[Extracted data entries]
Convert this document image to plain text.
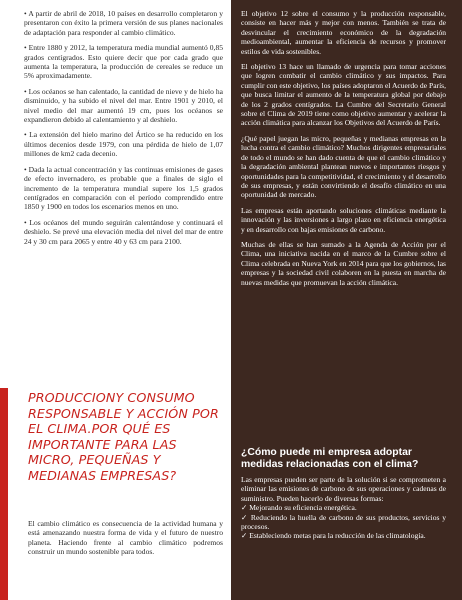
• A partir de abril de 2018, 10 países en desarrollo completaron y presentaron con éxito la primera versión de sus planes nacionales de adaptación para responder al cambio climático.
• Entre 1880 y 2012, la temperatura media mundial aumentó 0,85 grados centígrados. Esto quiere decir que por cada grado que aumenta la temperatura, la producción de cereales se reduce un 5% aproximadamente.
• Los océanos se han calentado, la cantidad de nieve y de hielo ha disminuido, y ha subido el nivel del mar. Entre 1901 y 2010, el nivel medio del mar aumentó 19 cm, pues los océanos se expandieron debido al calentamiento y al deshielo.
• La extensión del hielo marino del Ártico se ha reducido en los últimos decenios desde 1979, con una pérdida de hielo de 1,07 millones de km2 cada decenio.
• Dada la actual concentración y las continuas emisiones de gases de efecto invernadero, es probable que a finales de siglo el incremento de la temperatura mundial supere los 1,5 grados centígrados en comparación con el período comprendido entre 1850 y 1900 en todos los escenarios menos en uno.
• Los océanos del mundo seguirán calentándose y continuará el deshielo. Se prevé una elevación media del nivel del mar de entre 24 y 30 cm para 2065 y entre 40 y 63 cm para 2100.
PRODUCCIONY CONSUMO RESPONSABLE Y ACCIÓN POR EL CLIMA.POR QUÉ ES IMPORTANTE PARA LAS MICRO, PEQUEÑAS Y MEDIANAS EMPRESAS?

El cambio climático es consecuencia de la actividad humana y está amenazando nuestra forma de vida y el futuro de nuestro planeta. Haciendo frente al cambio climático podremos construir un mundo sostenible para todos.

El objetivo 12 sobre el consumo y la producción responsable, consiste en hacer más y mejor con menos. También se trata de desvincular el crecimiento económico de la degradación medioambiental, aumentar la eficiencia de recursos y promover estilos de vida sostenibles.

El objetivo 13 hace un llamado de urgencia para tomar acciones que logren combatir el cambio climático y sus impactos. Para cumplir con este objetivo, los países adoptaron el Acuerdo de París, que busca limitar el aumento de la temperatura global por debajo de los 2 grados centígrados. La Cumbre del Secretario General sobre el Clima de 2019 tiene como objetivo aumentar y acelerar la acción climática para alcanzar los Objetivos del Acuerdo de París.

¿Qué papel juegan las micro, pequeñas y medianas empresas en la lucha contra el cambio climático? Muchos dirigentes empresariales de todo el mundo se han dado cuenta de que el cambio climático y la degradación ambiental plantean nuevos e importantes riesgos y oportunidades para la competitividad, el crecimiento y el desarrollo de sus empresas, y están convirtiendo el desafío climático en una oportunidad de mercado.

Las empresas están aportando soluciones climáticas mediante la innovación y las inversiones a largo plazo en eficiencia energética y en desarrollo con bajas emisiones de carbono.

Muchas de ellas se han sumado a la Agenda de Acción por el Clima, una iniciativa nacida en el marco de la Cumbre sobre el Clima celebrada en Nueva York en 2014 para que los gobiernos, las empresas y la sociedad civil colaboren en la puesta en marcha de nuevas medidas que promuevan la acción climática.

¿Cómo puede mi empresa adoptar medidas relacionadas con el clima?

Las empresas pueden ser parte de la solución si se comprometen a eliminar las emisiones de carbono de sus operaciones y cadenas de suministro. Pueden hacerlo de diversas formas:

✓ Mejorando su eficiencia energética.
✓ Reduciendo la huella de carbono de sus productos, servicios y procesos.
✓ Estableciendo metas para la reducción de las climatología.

#### Instructions for the task
Take each line of the material that contains the word "nivel" and list it.

#### Solution to the problem
• Los océanos se han calentado, la cantidad de nieve y de hielo ha disminuido, y ha subido el nivel del mar. Entre 1901 y 2010, el nivel medio del mar aumentó 19 cm, pues los océanos se expandieron debido al calentamiento y al deshielo.
• Los océanos del mundo seguirán calentándose y continuará el deshielo. Se prevé una elevación media del nivel del mar de entre 24 y 30 cm para 2065 y entre 40 y 63 cm para 2100.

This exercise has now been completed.